# [RECORDS FOR PROCESSING]
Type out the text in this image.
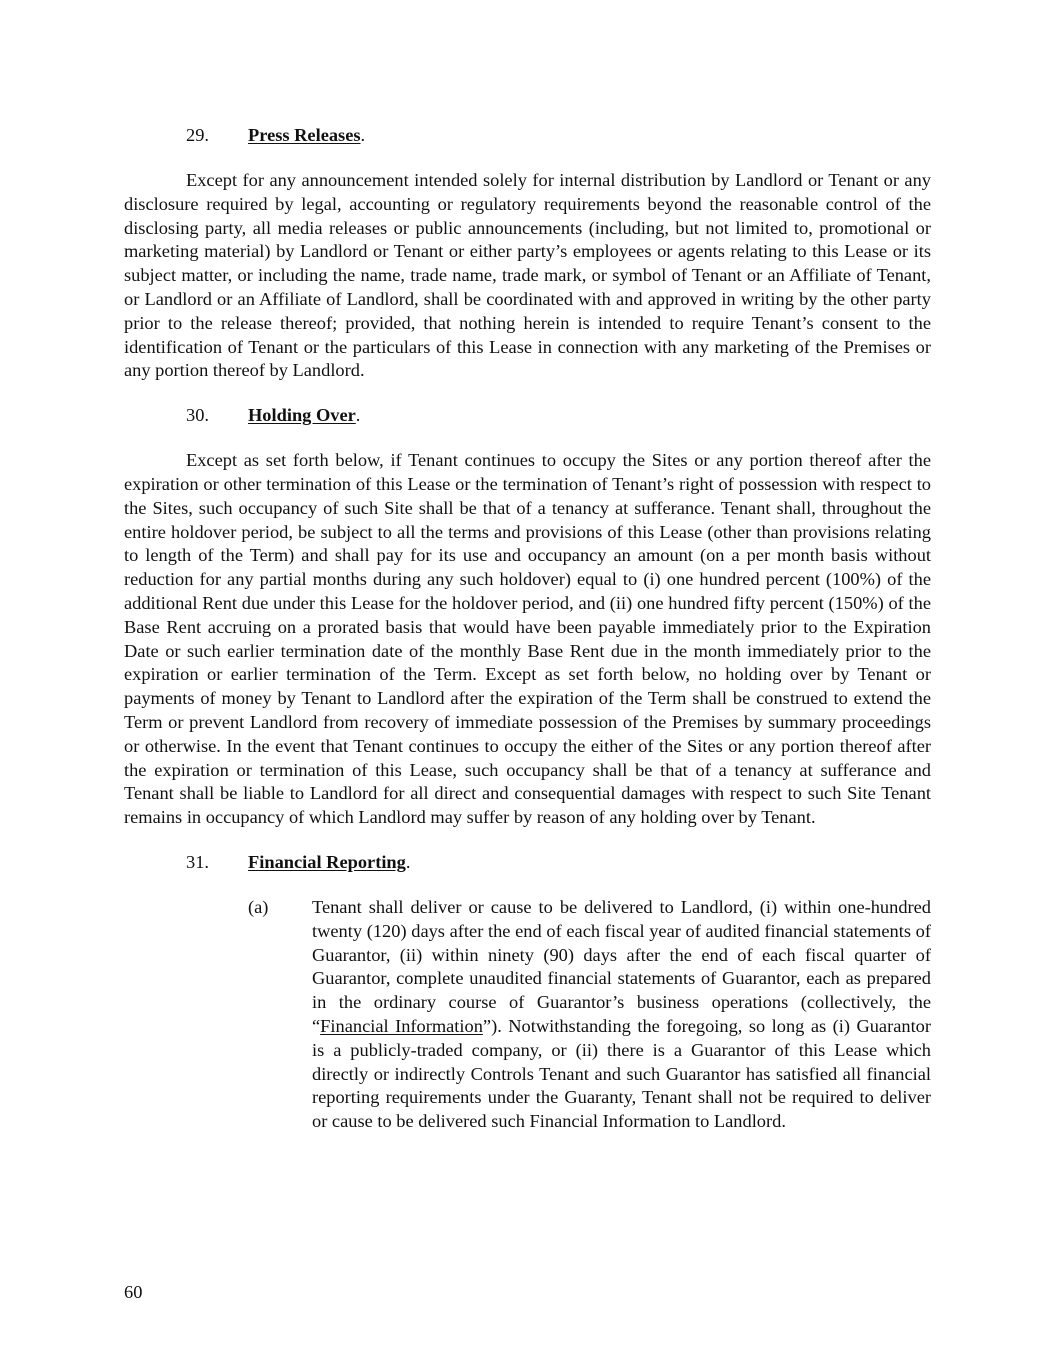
29. Press Releases.

Except for any announcement intended solely for internal distribution by Landlord or Tenant or any disclosure required by legal, accounting or regulatory requirements beyond the reasonable control of the disclosing party, all media releases or public announcements (including, but not limited to, promotional or marketing material) by Landlord or Tenant or either party’s employees or agents relating to this Lease or its subject matter, or including the name, trade name, trade mark, or symbol of Tenant or an Affiliate of Tenant, or Landlord or an Affiliate of Landlord, shall be coordinated with and approved in writing by the other party prior to the release thereof; provided, that nothing herein is intended to require Tenant’s consent to the identification of Tenant or the particulars of this Lease in connection with any marketing of the Premises or any portion thereof by Landlord.

30. Holding Over.

Except as set forth below, if Tenant continues to occupy the Sites or any portion thereof after the expiration or other termination of this Lease or the termination of Tenant’s right of possession with respect to the Sites, such occupancy of such Site shall be that of a tenancy at sufferance. Tenant shall, throughout the entire holdover period, be subject to all the terms and provisions of this Lease (other than provisions relating to length of the Term) and shall pay for its use and occupancy an amount (on a per month basis without reduction for any partial months during any such holdover) equal to (i) one hundred percent (100%) of the additional Rent due under this Lease for the holdover period, and (ii) one hundred fifty percent (150%) of the Base Rent accruing on a prorated basis that would have been payable immediately prior to the Expiration Date or such earlier termination date of the monthly Base Rent due in the month immediately prior to the expiration or earlier termination of the Term. Except as set forth below, no holding over by Tenant or payments of money by Tenant to Landlord after the expiration of the Term shall be construed to extend the Term or prevent Landlord from recovery of immediate possession of the Premises by summary proceedings or otherwise. In the event that Tenant continues to occupy the either of the Sites or any portion thereof after the expiration or termination of this Lease, such occupancy shall be that of a tenancy at sufferance and Tenant shall be liable to Landlord for all direct and consequential damages with respect to such Site Tenant remains in occupancy of which Landlord may suffer by reason of any holding over by Tenant.

31. Financial Reporting.
(a) Tenant shall deliver or cause to be delivered to Landlord, (i) within one-hundred twenty (120) days after the end of each fiscal year of audited financial statements of Guarantor, (ii) within ninety (90) days after the end of each fiscal quarter of Guarantor, complete unaudited financial statements of Guarantor, each as prepared in the ordinary course of Guarantor’s business operations (collectively, the “Financial Information”). Notwithstanding the foregoing, so long as (i) Guarantor is a publicly-traded company, or (ii) there is a Guarantor of this Lease which directly or indirectly Controls Tenant and such Guarantor has satisfied all financial reporting requirements under the Guaranty, Tenant shall not be required to deliver or cause to be delivered such Financial Information to Landlord.

60
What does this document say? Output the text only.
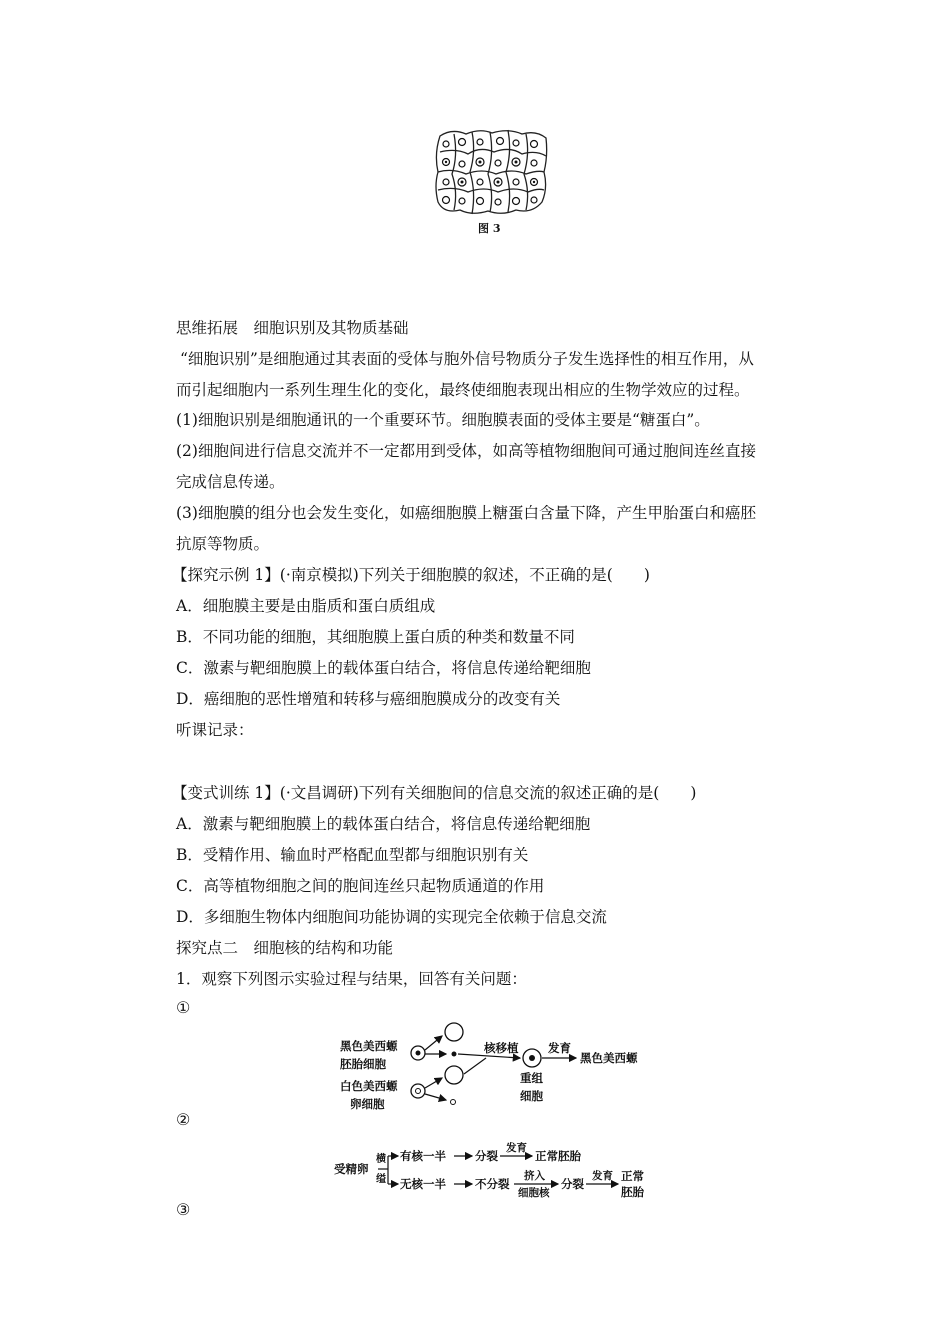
图 3
思维拓展　细胞识别及其物质基础
“细胞识别”是细胞通过其表面的受体与胞外信号物质分子发生选择性的相互作用，从
而引起细胞内一系列生理生化的变化，最终使细胞表现出相应的生物学效应的过程。
(1)细胞识别是细胞通讯的一个重要环节。细胞膜表面的受体主要是“糖蛋白”。
(2)细胞间进行信息交流并不一定都用到受体，如高等植物细胞间可通过胞间连丝直接
完成信息传递。
(3)细胞膜的组分也会发生变化，如癌细胞膜上糖蛋白含量下降，产生甲胎蛋白和癌胚
抗原等物质。
【探究示例 1】(·南京模拟)下列关于细胞膜的叙述，不正确的是(　　)
A．细胞膜主要是由脂质和蛋白质组成
B．不同功能的细胞，其细胞膜上蛋白质的种类和数量不同
C．激素与靶细胞膜上的载体蛋白结合，将信息传递给靶细胞
D．癌细胞的恶性增殖和转移与癌细胞膜成分的改变有关
听课记录：
【变式训练 1】(·文昌调研)下列有关细胞间的信息交流的叙述正确的是(　　)
A．激素与靶细胞膜上的载体蛋白结合，将信息传递给靶细胞
B．受精作用、输血时严格配血型都与细胞识别有关
C．高等植物细胞之间的胞间连丝只起物质通道的作用
D．多细胞生物体内细胞间功能协调的实现完全依赖于信息交流
探究点二　细胞核的结构和功能
1．观察下列图示实验过程与结果，回答有关问题：
①
②
③
黑色美西螈
胚胎细胞
白色美西螈
卵细胞
核移植
重组
细胞
发育
黑色美西螈
受精卵
横
缢
有核一半	分裂
发育
正常胚胎
无核一半	不分裂
挤入
细胞核
分裂
发育 正常
胚胎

# [TASK TO COMPLETE]
Count the lines of these entries that hold the string "激素与靶细胞膜上的载体蛋白结合", and give only that number.

# [SOLVED EXERCISE]
2